> _WHAT IS REQUIRED_: Consider the records below. How many of their lines include the word "life"? State the number and nothing else.

(Saved data entries)
______

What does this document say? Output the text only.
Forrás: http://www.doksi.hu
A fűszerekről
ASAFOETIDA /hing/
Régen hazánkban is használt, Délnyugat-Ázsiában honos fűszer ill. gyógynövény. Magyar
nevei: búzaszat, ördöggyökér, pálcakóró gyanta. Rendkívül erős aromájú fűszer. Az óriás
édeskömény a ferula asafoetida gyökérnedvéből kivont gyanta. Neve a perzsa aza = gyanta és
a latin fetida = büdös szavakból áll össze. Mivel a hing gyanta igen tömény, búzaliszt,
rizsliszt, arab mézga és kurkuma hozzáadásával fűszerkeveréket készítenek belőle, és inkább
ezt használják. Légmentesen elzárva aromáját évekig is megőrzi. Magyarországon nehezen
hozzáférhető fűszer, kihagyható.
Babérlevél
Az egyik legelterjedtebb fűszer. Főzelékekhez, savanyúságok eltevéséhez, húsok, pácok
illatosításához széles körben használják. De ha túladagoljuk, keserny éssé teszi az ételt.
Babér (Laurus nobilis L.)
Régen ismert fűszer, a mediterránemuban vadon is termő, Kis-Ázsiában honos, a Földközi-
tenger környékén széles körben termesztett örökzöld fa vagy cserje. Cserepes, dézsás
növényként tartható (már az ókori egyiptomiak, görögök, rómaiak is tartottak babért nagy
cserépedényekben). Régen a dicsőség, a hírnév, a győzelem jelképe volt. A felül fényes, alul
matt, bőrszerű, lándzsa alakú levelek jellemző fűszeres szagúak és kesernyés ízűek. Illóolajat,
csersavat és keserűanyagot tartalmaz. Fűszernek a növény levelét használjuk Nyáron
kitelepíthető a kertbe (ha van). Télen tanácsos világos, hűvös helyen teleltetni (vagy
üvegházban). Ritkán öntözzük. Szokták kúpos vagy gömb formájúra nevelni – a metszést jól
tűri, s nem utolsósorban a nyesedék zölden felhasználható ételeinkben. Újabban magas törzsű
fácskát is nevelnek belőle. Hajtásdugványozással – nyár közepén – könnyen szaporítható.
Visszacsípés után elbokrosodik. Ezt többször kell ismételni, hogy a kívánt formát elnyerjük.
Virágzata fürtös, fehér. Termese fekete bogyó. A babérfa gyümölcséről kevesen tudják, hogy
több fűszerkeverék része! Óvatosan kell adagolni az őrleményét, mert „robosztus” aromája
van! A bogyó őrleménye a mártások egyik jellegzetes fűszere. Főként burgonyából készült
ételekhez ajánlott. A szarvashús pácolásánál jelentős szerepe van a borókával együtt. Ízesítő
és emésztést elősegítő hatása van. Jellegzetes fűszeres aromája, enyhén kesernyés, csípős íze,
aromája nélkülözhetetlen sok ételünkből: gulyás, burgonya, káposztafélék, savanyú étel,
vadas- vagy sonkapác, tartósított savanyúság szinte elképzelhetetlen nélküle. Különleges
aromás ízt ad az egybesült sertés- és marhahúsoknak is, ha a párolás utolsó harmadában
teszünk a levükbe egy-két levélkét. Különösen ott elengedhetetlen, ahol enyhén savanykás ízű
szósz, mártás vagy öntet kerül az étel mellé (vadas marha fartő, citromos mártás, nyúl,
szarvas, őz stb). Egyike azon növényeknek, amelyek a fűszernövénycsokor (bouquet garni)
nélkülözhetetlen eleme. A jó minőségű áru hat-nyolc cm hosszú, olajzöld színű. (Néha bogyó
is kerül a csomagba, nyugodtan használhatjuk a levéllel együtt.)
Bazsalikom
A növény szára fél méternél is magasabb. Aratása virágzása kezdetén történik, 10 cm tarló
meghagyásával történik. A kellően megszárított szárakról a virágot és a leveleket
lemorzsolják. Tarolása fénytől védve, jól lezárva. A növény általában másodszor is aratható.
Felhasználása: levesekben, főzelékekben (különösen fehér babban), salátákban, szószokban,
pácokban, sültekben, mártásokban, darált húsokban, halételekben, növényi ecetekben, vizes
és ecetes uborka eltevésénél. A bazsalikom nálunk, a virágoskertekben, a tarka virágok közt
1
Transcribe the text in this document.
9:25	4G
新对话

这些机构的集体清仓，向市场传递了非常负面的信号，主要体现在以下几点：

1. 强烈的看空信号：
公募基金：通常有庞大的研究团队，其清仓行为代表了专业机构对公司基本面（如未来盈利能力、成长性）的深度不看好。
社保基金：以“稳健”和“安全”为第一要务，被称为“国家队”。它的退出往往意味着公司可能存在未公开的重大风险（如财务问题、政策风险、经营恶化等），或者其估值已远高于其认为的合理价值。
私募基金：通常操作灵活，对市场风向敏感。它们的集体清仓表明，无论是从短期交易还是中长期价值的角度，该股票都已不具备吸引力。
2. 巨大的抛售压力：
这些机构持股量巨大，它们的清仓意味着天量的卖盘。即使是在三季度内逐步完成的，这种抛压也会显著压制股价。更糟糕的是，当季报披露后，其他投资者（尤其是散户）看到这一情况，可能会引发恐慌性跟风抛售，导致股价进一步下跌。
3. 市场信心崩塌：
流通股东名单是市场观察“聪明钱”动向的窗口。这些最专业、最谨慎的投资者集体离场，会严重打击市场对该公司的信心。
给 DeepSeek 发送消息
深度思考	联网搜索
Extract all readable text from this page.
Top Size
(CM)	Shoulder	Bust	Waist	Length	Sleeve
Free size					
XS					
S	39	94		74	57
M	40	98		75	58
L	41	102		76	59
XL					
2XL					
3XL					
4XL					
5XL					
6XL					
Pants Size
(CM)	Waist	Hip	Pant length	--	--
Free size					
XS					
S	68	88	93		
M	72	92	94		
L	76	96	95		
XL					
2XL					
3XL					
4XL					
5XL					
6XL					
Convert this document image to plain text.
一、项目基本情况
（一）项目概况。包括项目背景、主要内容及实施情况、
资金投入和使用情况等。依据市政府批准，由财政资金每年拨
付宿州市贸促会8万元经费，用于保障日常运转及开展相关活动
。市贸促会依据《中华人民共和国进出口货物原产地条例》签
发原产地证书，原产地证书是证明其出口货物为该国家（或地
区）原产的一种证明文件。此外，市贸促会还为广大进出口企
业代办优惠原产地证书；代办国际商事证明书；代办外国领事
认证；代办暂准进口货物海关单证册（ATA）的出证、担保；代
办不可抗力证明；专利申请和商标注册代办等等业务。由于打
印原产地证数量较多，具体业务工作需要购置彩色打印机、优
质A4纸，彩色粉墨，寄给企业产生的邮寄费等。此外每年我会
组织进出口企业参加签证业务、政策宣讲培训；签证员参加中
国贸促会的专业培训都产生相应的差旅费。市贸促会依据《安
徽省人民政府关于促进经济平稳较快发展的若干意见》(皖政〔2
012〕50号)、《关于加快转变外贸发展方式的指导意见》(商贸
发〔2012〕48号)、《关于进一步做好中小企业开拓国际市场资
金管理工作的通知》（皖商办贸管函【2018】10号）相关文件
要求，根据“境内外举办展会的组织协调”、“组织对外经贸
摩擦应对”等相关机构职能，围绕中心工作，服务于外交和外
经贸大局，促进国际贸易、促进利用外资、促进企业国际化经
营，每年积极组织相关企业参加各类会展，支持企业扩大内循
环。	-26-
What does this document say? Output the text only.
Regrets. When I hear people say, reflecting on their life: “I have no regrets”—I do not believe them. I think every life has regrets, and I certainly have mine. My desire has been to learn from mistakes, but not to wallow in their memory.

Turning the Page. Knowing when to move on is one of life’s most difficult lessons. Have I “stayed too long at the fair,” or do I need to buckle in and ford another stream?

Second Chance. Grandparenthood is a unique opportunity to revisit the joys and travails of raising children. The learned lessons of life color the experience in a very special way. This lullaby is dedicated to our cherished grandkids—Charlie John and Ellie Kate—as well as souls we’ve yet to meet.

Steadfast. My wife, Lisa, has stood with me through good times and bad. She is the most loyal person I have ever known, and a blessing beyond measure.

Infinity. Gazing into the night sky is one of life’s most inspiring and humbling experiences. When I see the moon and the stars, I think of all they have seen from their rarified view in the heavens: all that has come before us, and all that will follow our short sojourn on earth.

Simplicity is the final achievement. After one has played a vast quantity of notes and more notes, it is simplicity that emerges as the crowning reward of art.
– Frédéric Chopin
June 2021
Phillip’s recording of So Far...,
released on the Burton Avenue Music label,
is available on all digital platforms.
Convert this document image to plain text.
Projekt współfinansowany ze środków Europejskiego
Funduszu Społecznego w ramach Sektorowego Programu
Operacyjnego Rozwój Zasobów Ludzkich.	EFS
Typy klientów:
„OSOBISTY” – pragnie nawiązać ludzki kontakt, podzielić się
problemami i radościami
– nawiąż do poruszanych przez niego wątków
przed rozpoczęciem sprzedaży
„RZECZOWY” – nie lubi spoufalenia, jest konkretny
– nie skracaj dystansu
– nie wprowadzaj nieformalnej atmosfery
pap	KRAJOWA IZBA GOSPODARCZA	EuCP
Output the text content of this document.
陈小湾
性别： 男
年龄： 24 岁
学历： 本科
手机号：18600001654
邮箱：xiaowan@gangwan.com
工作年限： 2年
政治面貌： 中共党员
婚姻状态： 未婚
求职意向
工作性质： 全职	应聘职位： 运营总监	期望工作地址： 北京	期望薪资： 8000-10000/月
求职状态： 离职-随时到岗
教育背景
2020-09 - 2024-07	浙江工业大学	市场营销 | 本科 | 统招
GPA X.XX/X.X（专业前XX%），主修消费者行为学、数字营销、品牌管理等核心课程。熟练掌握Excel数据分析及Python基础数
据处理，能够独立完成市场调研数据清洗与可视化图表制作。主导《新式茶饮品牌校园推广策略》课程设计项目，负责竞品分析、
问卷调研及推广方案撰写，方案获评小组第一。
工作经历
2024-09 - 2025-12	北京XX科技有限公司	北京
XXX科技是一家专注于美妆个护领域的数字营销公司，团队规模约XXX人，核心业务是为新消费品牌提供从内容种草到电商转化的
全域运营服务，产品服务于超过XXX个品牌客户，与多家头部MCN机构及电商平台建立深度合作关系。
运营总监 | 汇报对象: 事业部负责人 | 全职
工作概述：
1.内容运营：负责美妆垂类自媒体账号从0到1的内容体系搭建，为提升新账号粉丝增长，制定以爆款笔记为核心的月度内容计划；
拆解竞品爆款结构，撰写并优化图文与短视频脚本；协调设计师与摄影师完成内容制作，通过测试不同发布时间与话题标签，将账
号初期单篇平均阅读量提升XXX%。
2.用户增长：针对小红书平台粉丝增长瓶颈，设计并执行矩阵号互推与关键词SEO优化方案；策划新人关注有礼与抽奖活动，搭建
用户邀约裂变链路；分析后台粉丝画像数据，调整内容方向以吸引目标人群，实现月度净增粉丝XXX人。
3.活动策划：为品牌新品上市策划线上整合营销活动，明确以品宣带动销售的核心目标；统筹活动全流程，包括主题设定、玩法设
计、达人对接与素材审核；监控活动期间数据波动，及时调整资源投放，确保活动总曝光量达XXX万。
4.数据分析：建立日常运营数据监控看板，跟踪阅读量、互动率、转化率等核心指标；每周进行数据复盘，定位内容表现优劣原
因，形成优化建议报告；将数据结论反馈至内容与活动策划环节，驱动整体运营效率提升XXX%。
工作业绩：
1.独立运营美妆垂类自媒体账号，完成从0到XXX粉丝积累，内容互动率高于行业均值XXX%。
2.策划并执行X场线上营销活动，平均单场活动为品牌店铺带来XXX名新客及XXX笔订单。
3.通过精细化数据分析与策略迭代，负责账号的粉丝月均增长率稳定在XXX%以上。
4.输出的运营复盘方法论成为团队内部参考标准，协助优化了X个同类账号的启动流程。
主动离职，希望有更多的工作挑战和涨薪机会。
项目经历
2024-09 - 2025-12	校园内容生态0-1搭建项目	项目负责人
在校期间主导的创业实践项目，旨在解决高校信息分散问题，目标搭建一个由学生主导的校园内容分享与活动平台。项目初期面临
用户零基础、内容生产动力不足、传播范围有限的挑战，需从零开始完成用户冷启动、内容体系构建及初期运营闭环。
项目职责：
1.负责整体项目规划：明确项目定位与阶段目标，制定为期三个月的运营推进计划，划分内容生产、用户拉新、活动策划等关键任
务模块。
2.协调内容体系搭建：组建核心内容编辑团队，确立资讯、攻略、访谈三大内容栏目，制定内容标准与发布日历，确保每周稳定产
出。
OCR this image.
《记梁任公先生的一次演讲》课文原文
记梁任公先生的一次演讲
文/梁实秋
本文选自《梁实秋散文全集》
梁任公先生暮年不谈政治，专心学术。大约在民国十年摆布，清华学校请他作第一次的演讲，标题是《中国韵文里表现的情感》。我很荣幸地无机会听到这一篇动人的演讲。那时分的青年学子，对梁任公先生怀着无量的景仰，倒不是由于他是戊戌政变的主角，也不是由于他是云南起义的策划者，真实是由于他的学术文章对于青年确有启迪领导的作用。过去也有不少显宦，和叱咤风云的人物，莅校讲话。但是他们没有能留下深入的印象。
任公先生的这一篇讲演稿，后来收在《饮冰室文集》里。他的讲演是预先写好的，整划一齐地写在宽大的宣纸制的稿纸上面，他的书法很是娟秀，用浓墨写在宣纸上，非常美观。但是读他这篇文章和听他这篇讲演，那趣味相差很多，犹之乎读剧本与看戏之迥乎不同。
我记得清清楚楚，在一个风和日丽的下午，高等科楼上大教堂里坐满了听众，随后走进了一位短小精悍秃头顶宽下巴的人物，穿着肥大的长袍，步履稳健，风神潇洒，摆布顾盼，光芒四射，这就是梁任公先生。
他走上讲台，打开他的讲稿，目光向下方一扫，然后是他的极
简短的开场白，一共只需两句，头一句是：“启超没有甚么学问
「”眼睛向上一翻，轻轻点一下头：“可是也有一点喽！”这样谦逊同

______

> _EXERCISE RESPONSE_: 4